(Recorded data)
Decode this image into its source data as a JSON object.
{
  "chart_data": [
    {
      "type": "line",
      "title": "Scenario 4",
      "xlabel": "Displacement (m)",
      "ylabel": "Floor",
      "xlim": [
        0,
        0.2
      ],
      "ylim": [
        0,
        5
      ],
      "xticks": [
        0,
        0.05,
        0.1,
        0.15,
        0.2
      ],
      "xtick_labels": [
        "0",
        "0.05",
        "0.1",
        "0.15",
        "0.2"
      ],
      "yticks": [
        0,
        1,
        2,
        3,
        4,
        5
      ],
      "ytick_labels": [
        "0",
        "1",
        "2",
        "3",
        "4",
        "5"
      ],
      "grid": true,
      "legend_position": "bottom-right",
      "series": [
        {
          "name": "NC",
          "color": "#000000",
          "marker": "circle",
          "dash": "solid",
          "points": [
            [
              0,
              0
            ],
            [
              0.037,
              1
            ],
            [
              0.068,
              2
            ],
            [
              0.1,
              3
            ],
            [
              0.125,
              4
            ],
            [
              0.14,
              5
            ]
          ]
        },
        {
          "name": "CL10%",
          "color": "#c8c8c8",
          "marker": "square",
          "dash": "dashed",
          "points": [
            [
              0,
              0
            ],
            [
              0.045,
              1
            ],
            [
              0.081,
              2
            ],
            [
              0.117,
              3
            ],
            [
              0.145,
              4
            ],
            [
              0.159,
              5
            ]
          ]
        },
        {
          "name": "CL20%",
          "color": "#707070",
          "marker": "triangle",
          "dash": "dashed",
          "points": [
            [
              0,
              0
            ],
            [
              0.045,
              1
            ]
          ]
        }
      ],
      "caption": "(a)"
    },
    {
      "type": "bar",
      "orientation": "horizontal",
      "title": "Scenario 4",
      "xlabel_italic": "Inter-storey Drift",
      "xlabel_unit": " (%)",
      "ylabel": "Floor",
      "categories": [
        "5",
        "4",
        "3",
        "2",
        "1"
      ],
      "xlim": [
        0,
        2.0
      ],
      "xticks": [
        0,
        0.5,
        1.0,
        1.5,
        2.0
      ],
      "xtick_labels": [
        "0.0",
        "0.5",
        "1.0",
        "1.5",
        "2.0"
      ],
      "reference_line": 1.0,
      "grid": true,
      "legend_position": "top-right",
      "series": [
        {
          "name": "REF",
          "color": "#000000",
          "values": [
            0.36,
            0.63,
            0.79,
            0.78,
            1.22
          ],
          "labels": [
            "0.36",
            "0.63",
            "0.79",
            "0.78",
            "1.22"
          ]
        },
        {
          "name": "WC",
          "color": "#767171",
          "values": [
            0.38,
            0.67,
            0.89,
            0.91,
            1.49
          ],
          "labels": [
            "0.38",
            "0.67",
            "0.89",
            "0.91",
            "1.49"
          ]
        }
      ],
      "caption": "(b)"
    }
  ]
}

## PROBLEM
Of the lines in the records, determine how many contain the word "name", and report that number alone.

## ANSWER TO THE EXERCISE
5